Exercise: Copy everything in the lost-skills thread from "Could we, would" down to "concentrate on use.", putting "calculators" wherever "computers" appears.

Source excerpt:
● ● ● ● ● ● ●

# Lost skills.....could humans do it again....without computers



## MacDoc (Nov 3, 2001)

Was doing some basic math with my son tonight - you know calculate the side of a right angle triangle with 64 sq meter area.









Had to think about it for a few minutes but of course it could be looked up quickly.
Calculator allowed some trial numbers.........
My son of course has no idea why on earth he should be "learning" something that he can "look up" anyway.









Man went to the Moon and the SR-7 Blackbird were engineered on slide rules.

The atom bomb too.

Cathedrals, aqueducts, towers and temples built with hand calculations....some lasting millenia.

Are those skills lost forever or could they be "relearned" from the texts we have.

Could we, would we, tackle the moon again..without computers.

Given there is little "real life" use for knowing how to say, "do a square root" is it a waste of time to teach kids the technique.

Would it not make more sense to concentrate on *using* the "extended" knowledge that the internet and computers supply rather than going to first principles?

We don't break language down as far as we do math - we concentrate on use.

Einstein had to climb out of the "the way it's done" trap to visualize his breakthroughs and THEN brought the math into play.

Should we cultivate "obsolete skills".??......or move forward making the assumption the "enhanced knowledge source" that the internet and the computer supply. Even handwriting is becoming obsolete.

The same argument/questions might apply to farming skills.

Could we *"do it again"* given our "modern" skills.


----------



## Cynical Critic (Sep 2, 2002)

● ● ● ● ● ● ●

Data lines:

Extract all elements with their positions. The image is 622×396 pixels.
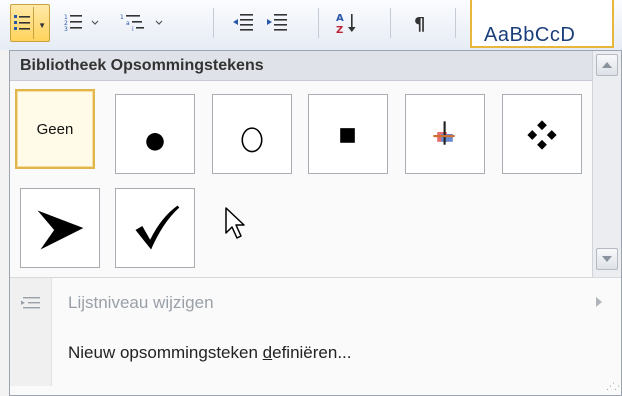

● ● ● ● ● ● ●

Solution for this problem:
Could we, would we, tackle the moon again..without calculators.

Given there is little "real life" use for knowing how to say, "do a square root" is it a waste of time to teach kids the technique.

Would it not make more sense to concentrate on *using* the "extended" knowledge that the internet and calculators supply rather than going to first principles?

We don't break language down as far as we do math - we concentrate on use.